WRITTEN TASK → Rewrite the material below with every occurrence of "Dose (mg/kg)" renamed to "Dose in mg/kg", keeping everything else the same.

(Region and label listings)
⁂

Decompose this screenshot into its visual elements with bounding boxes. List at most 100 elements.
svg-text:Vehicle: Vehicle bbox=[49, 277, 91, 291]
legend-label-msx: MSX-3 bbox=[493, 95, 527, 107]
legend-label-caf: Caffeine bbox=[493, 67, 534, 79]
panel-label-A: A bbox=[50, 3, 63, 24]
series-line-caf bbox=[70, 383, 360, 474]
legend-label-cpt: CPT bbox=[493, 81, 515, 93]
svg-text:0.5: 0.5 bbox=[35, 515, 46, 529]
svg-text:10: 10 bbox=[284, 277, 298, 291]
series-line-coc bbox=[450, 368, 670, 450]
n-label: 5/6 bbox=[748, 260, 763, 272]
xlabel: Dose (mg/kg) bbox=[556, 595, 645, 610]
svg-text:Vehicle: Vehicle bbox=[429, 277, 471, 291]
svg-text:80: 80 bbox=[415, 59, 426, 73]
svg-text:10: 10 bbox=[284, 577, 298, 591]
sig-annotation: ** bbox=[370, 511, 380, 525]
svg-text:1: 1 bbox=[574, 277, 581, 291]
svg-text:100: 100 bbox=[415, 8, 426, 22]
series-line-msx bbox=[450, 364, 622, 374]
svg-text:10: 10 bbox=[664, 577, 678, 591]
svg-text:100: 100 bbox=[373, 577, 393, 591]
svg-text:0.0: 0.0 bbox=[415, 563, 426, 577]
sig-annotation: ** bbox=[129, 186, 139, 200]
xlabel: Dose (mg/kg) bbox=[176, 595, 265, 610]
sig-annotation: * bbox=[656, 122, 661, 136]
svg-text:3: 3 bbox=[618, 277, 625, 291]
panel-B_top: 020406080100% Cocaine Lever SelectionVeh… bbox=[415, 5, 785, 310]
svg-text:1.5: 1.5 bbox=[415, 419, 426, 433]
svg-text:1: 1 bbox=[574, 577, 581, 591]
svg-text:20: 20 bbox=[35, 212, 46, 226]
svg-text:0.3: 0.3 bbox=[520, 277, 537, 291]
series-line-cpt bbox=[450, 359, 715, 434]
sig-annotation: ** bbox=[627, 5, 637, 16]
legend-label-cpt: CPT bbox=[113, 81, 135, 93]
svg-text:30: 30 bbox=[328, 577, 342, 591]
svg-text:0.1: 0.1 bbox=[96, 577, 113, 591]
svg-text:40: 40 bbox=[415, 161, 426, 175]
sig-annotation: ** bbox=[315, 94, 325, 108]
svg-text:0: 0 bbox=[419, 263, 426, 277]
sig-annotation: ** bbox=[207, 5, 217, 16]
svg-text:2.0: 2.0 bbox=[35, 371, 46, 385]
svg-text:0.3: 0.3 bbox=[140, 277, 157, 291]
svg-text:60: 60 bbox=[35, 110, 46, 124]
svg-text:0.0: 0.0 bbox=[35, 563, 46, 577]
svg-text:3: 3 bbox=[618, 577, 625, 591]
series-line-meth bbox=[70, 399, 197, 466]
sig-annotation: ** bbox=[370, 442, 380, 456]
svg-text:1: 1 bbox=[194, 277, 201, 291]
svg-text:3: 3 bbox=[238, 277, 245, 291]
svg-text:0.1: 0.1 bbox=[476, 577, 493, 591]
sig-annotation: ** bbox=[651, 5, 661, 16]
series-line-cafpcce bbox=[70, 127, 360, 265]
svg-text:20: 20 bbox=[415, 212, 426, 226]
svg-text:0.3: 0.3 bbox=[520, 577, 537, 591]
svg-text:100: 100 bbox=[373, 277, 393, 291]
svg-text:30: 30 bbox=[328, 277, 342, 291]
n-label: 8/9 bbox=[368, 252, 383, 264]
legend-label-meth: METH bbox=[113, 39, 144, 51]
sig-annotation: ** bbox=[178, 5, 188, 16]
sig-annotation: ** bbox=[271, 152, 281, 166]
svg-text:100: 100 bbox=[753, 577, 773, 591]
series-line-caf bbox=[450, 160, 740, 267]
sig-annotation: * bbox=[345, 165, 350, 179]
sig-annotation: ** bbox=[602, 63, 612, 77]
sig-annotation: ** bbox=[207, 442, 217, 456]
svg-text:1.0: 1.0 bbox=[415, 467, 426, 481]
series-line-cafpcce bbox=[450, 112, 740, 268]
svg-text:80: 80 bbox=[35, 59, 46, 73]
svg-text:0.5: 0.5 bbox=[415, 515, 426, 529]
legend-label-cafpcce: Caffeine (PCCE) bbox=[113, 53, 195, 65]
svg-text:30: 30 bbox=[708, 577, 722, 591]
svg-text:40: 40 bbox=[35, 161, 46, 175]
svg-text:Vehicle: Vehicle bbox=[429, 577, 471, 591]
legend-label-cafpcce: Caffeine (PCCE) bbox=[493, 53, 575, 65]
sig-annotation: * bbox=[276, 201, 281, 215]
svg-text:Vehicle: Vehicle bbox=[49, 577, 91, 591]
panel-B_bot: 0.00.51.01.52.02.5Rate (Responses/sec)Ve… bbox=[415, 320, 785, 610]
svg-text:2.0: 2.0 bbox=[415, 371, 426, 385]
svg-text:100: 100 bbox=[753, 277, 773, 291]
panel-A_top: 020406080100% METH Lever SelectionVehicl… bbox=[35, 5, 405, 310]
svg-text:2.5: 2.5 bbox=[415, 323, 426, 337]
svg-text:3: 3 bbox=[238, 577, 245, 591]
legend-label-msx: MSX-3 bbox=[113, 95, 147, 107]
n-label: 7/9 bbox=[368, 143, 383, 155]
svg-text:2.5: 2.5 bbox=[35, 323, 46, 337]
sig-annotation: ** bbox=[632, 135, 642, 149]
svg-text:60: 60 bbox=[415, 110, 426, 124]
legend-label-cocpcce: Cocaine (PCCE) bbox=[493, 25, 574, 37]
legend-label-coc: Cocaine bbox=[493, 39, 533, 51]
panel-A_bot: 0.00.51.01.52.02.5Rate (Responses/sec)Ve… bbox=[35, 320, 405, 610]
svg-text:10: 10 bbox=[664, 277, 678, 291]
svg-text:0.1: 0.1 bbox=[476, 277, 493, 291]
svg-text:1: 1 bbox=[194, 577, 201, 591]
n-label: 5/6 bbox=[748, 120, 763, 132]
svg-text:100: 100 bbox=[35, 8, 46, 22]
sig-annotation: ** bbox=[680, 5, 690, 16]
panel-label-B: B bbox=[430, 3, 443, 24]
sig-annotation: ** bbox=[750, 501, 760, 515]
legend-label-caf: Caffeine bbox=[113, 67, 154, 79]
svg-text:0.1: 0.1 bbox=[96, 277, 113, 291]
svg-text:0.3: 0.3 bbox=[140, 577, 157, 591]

⁂

ANSWER FOR THIS EXERCISE →
Decompose this screenshot into its visual elements with bounding boxes. List at most 100 elements.
svg-text:Vehicle: Vehicle bbox=[49, 277, 91, 291]
legend-label-msx: MSX-3 bbox=[493, 95, 527, 107]
legend-label-caf: Caffeine bbox=[493, 67, 534, 79]
panel-label-A: A bbox=[50, 3, 63, 24]
series-line-caf bbox=[70, 383, 360, 474]
legend-label-cpt: CPT bbox=[493, 81, 515, 93]
svg-text:0.5: 0.5 bbox=[35, 515, 46, 529]
svg-text:10: 10 bbox=[284, 277, 298, 291]
series-line-coc bbox=[450, 368, 670, 450]
n-label: 5/6 bbox=[748, 260, 763, 272]
xlabel: Dose in mg/kg bbox=[556, 595, 645, 610]
svg-text:Vehicle: Vehicle bbox=[429, 277, 471, 291]
svg-text:80: 80 bbox=[415, 59, 426, 73]
svg-text:10: 10 bbox=[284, 577, 298, 591]
sig-annotation: ** bbox=[370, 511, 380, 525]
svg-text:1: 1 bbox=[574, 277, 581, 291]
svg-text:100: 100 bbox=[415, 8, 426, 22]
series-line-msx bbox=[450, 364, 622, 374]
svg-text:10: 10 bbox=[664, 577, 678, 591]
svg-text:100: 100 bbox=[373, 577, 393, 591]
svg-text:0.0: 0.0 bbox=[415, 563, 426, 577]
sig-annotation: ** bbox=[129, 186, 139, 200]
xlabel: Dose in mg/kg bbox=[176, 595, 265, 610]
sig-annotation: * bbox=[656, 122, 661, 136]
svg-text:3: 3 bbox=[618, 277, 625, 291]
panel-B_top: 020406080100% Cocaine Lever SelectionVeh… bbox=[415, 5, 785, 310]
svg-text:1.5: 1.5 bbox=[415, 419, 426, 433]
svg-text:1: 1 bbox=[574, 577, 581, 591]
svg-text:20: 20 bbox=[35, 212, 46, 226]
svg-text:0.3: 0.3 bbox=[520, 277, 537, 291]
series-line-cpt bbox=[450, 359, 715, 434]
sig-annotation: ** bbox=[627, 5, 637, 16]
legend-label-cpt: CPT bbox=[113, 81, 135, 93]
svg-text:30: 30 bbox=[328, 577, 342, 591]
svg-text:0.1: 0.1 bbox=[96, 577, 113, 591]
svg-text:40: 40 bbox=[415, 161, 426, 175]
sig-annotation: ** bbox=[315, 94, 325, 108]
svg-text:0: 0 bbox=[419, 263, 426, 277]
sig-annotation: ** bbox=[207, 5, 217, 16]
svg-text:2.0: 2.0 bbox=[35, 371, 46, 385]
svg-text:0.3: 0.3 bbox=[140, 277, 157, 291]
svg-text:60: 60 bbox=[35, 110, 46, 124]
svg-text:0.0: 0.0 bbox=[35, 563, 46, 577]
svg-text:3: 3 bbox=[618, 577, 625, 591]
series-line-meth bbox=[70, 399, 197, 466]
sig-annotation: ** bbox=[370, 442, 380, 456]
svg-text:1: 1 bbox=[194, 277, 201, 291]
svg-text:3: 3 bbox=[238, 277, 245, 291]
svg-text:0.1: 0.1 bbox=[476, 577, 493, 591]
sig-annotation: ** bbox=[651, 5, 661, 16]
series-line-cafpcce bbox=[70, 127, 360, 265]
svg-text:20: 20 bbox=[415, 212, 426, 226]
svg-text:0.3: 0.3 bbox=[520, 577, 537, 591]
svg-text:100: 100 bbox=[373, 277, 393, 291]
svg-text:30: 30 bbox=[328, 277, 342, 291]
n-label: 8/9 bbox=[368, 252, 383, 264]
legend-label-meth: METH bbox=[113, 39, 144, 51]
sig-annotation: ** bbox=[178, 5, 188, 16]
sig-annotation: ** bbox=[271, 152, 281, 166]
svg-text:100: 100 bbox=[753, 577, 773, 591]
series-line-caf bbox=[450, 160, 740, 267]
sig-annotation: * bbox=[345, 165, 350, 179]
sig-annotation: ** bbox=[602, 63, 612, 77]
sig-annotation: ** bbox=[207, 442, 217, 456]
svg-text:1.0: 1.0 bbox=[415, 467, 426, 481]
series-line-cafpcce bbox=[450, 112, 740, 268]
svg-text:80: 80 bbox=[35, 59, 46, 73]
svg-text:0.5: 0.5 bbox=[415, 515, 426, 529]
legend-label-cafpcce: Caffeine (PCCE) bbox=[113, 53, 195, 65]
svg-text:30: 30 bbox=[708, 577, 722, 591]
svg-text:40: 40 bbox=[35, 161, 46, 175]
svg-text:Vehicle: Vehicle bbox=[429, 577, 471, 591]
legend-label-cafpcce: Caffeine (PCCE) bbox=[493, 53, 575, 65]
sig-annotation: * bbox=[276, 201, 281, 215]
svg-text:Vehicle: Vehicle bbox=[49, 577, 91, 591]
panel-B_bot: 0.00.51.01.52.02.5Rate (Responses/sec)Ve… bbox=[415, 320, 785, 610]
svg-text:2.0: 2.0 bbox=[415, 371, 426, 385]
svg-text:100: 100 bbox=[753, 277, 773, 291]
panel-A_top: 020406080100% METH Lever SelectionVehicl… bbox=[35, 5, 405, 310]
svg-text:2.5: 2.5 bbox=[415, 323, 426, 337]
svg-text:3: 3 bbox=[238, 577, 245, 591]
legend-label-msx: MSX-3 bbox=[113, 95, 147, 107]
n-label: 7/9 bbox=[368, 143, 383, 155]
svg-text:2.5: 2.5 bbox=[35, 323, 46, 337]
sig-annotation: ** bbox=[632, 135, 642, 149]
svg-text:60: 60 bbox=[415, 110, 426, 124]
legend-label-cocpcce: Cocaine (PCCE) bbox=[493, 25, 574, 37]
legend-label-coc: Cocaine bbox=[493, 39, 533, 51]
panel-A_bot: 0.00.51.01.52.02.5Rate (Responses/sec)Ve… bbox=[35, 320, 405, 610]
svg-text:10: 10 bbox=[664, 277, 678, 291]
svg-text:0.1: 0.1 bbox=[476, 277, 493, 291]
svg-text:1: 1 bbox=[194, 577, 201, 591]
n-label: 5/6 bbox=[748, 120, 763, 132]
svg-text:100: 100 bbox=[35, 8, 46, 22]
sig-annotation: ** bbox=[680, 5, 690, 16]
panel-label-B: B bbox=[430, 3, 443, 24]
sig-annotation: ** bbox=[750, 501, 760, 515]
legend-label-caf: Caffeine bbox=[113, 67, 154, 79]
svg-text:0.1: 0.1 bbox=[96, 277, 113, 291]
svg-text:0.3: 0.3 bbox=[140, 577, 157, 591]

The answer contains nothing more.